Your task →
From the listing, collect all lines containing the word "Name".

The records →
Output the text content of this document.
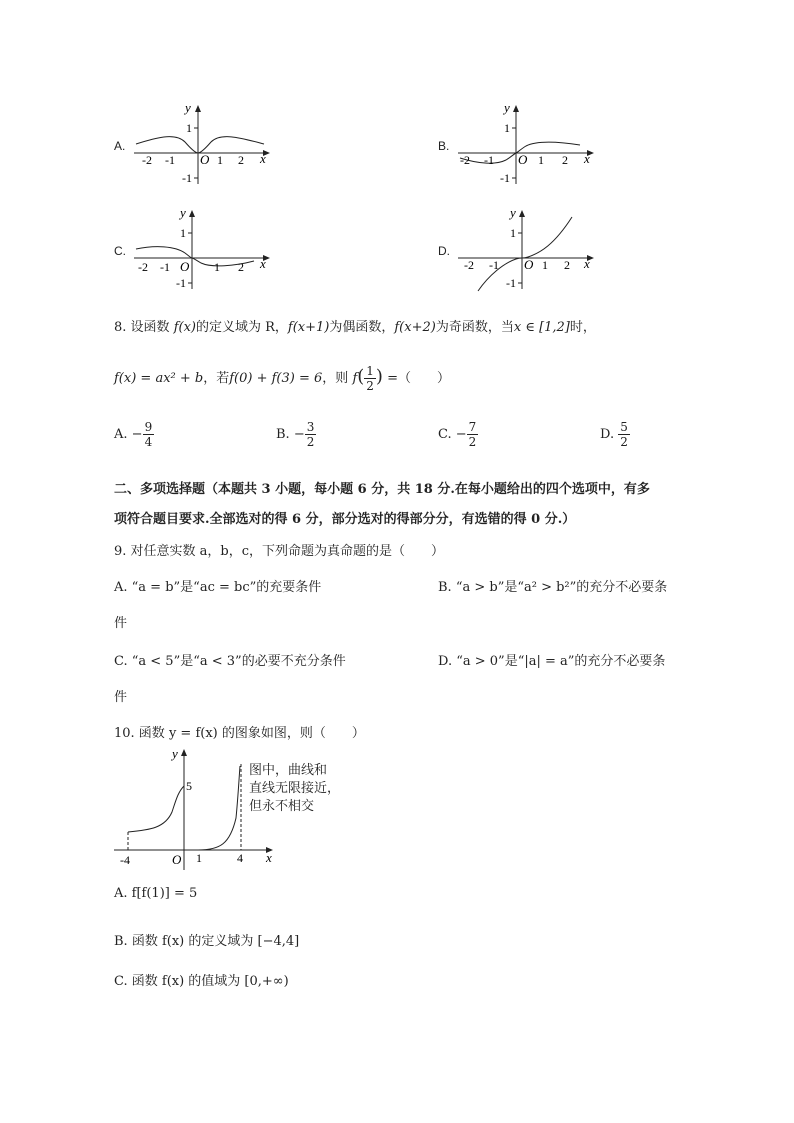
A.
y
x
O
-2 -1	1 2
1
-1
B.
y
x
O
-2 -1	1 2
1
-1
C.
y
x
O
-2 -1	1 2
1
-1
D.
y
x
O
-2 -1	1 2
1
-1
8. 设函数 f(x)的定义域为 R，f(x+1)为偶函数，f(x+2)为奇函数，当x ∈ [1,2]时，
f(x) = ax² + b，若f(0) + f(3) = 6，则 $f( \frac{1}{2}$ ) =（　　）
A. − $\frac{9}{4}$	B. − $\frac{3}{2}$	C. − $\frac{7}{2}$	D. $\frac{5}{2}$
二、多项选择题（本题共 3 小题，每小题 6 分，共 18 分.在每小题给出的四个选项中，有多
项符合题目要求.全部选对的得 6 分，部分选对的得部分分，有选错的得 0 分.）
9. 对任意实数 a，b，c，下列命题为真命题的是（　　）
A. “a = b”是“ac = bc”的充要条件	B. “a > b”是“a² > b²”的充分不必要条
件
C. “a < 5”是“a < 3”的必要不充分条件	D. “a > 0”是“|a| = a”的充分不必要条
件
10. 函数 y = f(x) 的图象如图，则（　　）
y
x
O
-4	1	4
5
图中，曲线和
直线无限接近，
但永不相交
A. f[f(1)] = 5
B. 函数 f(x) 的定义域为 [−4,4]
C. 函数 f(x) 的值域为 [0,+∞)
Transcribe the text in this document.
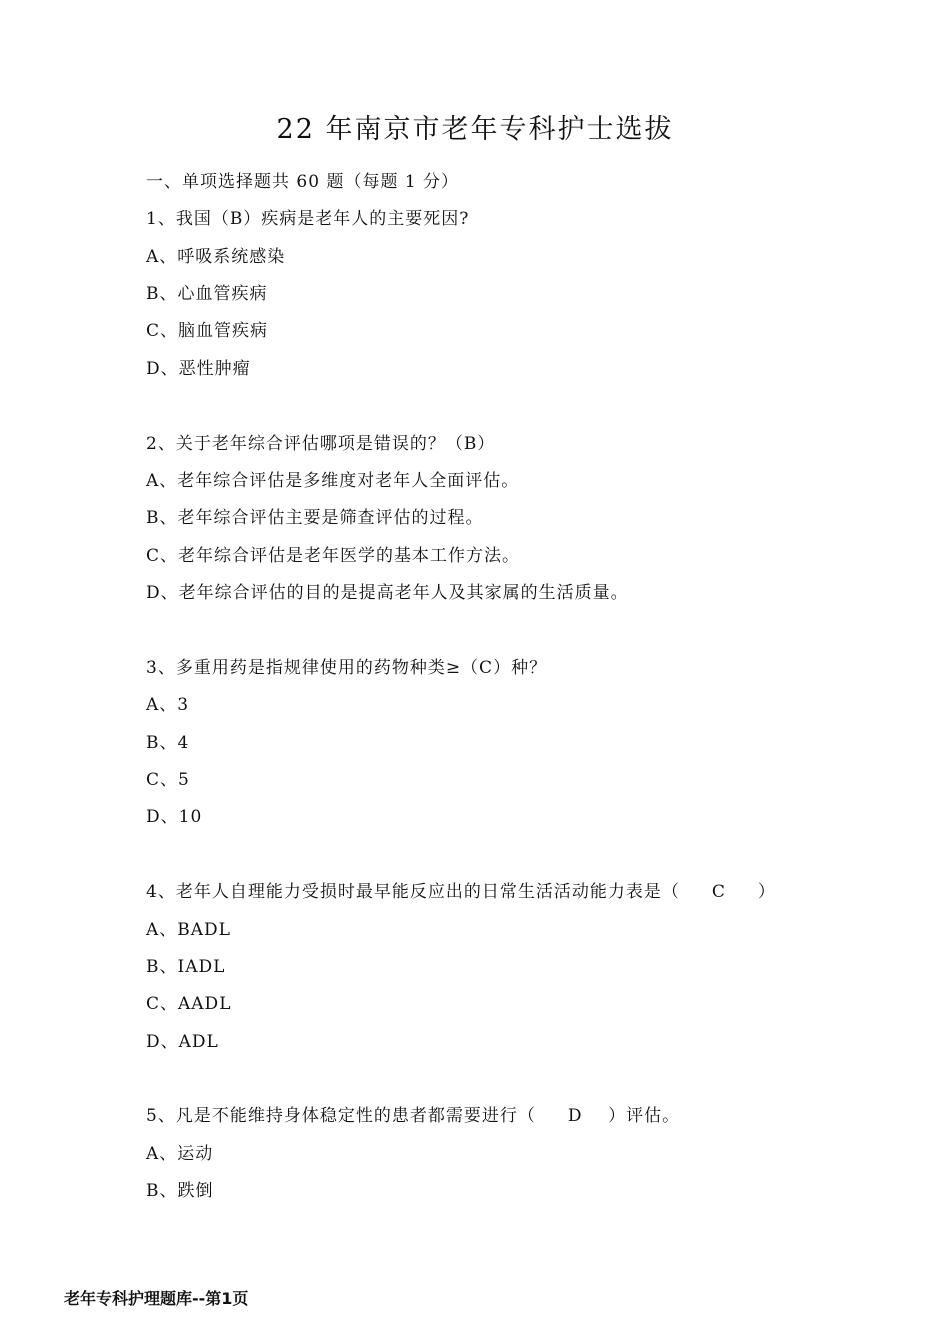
22 年南京市老年专科护士选拔
一、单项选择题共 60 题（每题 1 分）
1、我国（B）疾病是老年人的主要死因?
A、呼吸系统感染
B、心血管疾病
C、脑血管疾病
D、恶性肿瘤
2、关于老年综合评估哪项是错误的？（B）
A、老年综合评估是多维度对老年人全面评估。
B、老年综合评估主要是筛查评估的过程。
C、老年综合评估是老年医学的基本工作方法。
D、老年综合评估的目的是提高老年人及其家属的生活质量。
3、多重用药是指规律使用的药物种类≥（C）种？
A、3
B、4
C、5
D、10
4、老年人自理能力受损时最早能反应出的日常生活活动能力表是（     C     ）
A、BADL
B、IADL
C、AADL
D、ADL
5、凡是不能维持身体稳定性的患者都需要进行（     D    ）评估。
A、运动
B、跌倒
老年专科护理题库--第1页
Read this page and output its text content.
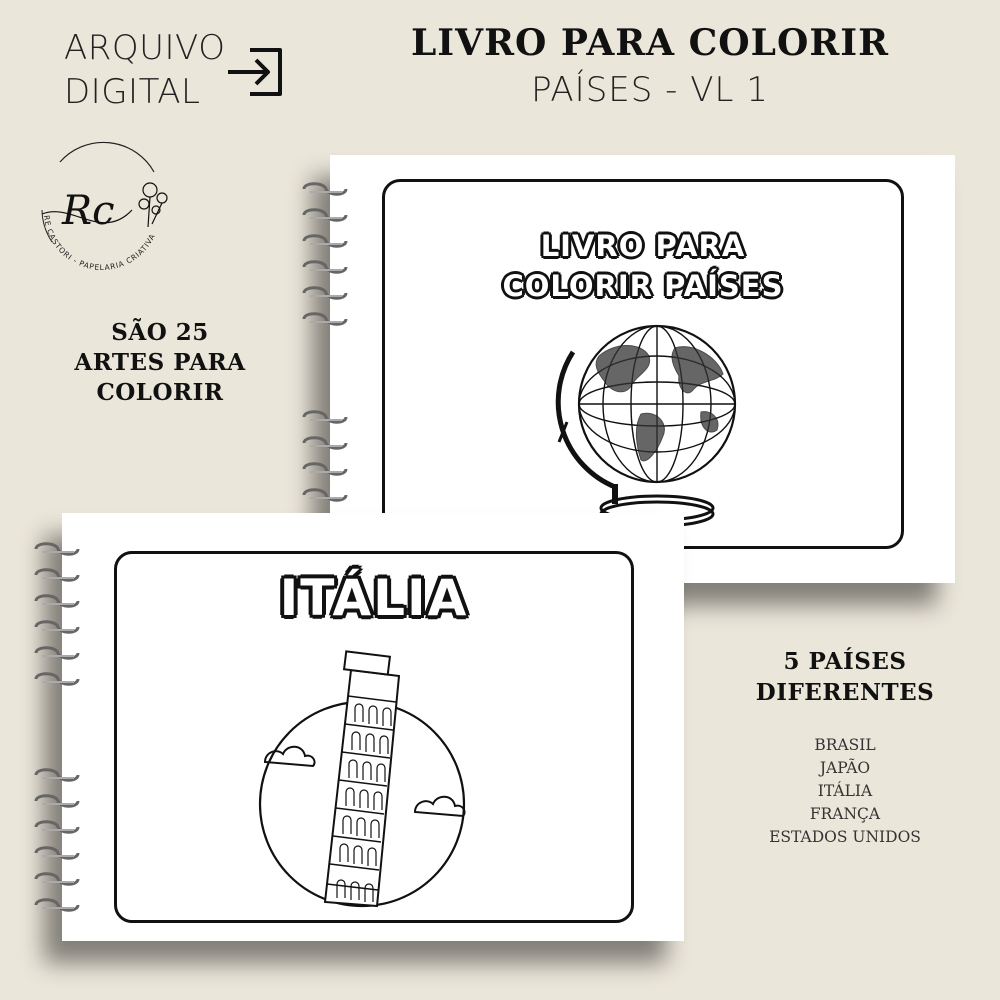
ARQUIVO
DIGITAL
LIVRO PARA COLORIR
PAÍSES - VL 1
Rc
RE CASTORI - PAPELARIA CRIATIVA
SÃO 25
ARTES PARA
COLORIR
LIVRO PARA
COLORIR PAÍSES
ITÁLIA
5 PAÍSES
DIFERENTES
BRASIL
JAPÃO
ITÁLIA
FRANÇA
ESTADOS UNIDOS
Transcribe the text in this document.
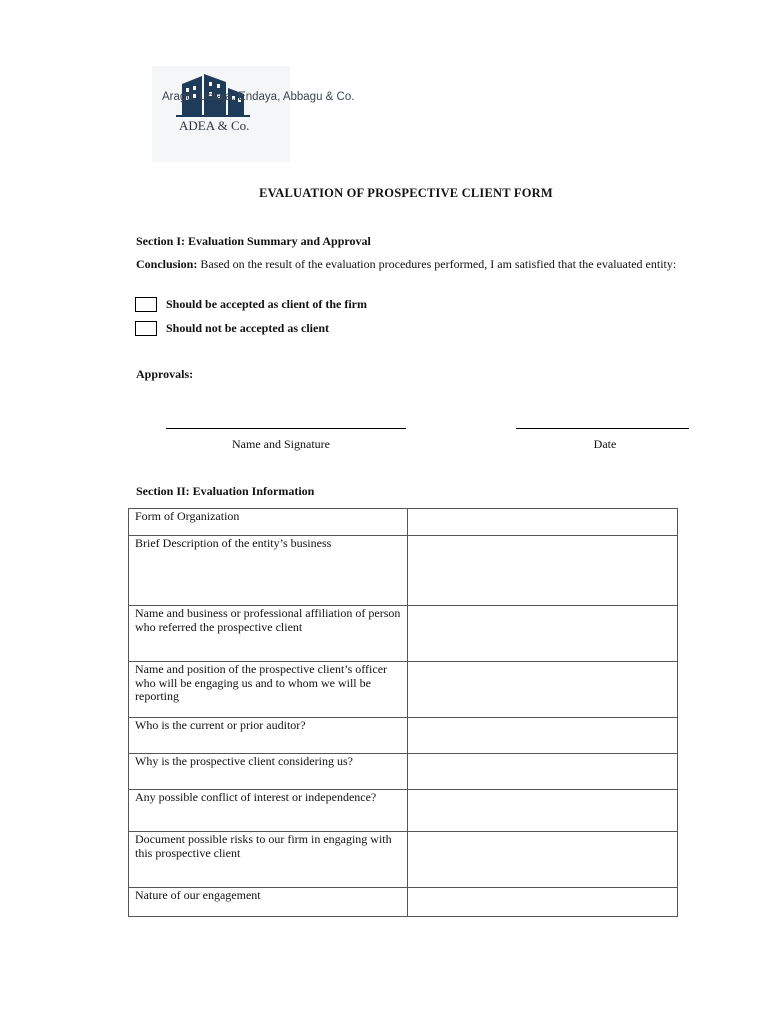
Arago, Ustaja, Endaya, Abbagu & Co.
ADEA & Co.
EVALUATION OF PROSPECTIVE CLIENT FORM
Section I: Evaluation Summary and Approval
Conclusion: Based on the result of the evaluation procedures performed, I am satisfied that the evaluated entity:
Should be accepted as client of the firm
Should not be accepted as client
Approvals:
Name and Signature	Date
Section II: Evaluation Information
Form of Organization	
Brief Description of the entity’s business	
Name and business or professional affiliation of person who referred the prospective client	
Name and position of the prospective client’s officer who will be engaging us and to whom we will be reporting	
Who is the current or prior auditor?	
Why is the prospective client considering us?	
Any possible conflict of interest or independence?	
Document possible risks to our firm in engaging with this prospective client	
Nature of our engagement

Final result →
Name and Signature	Date
Name and business or professional affiliation of person who referred the prospective client	
Name and position of the prospective client’s officer who will be engaging us and to whom we will be reporting	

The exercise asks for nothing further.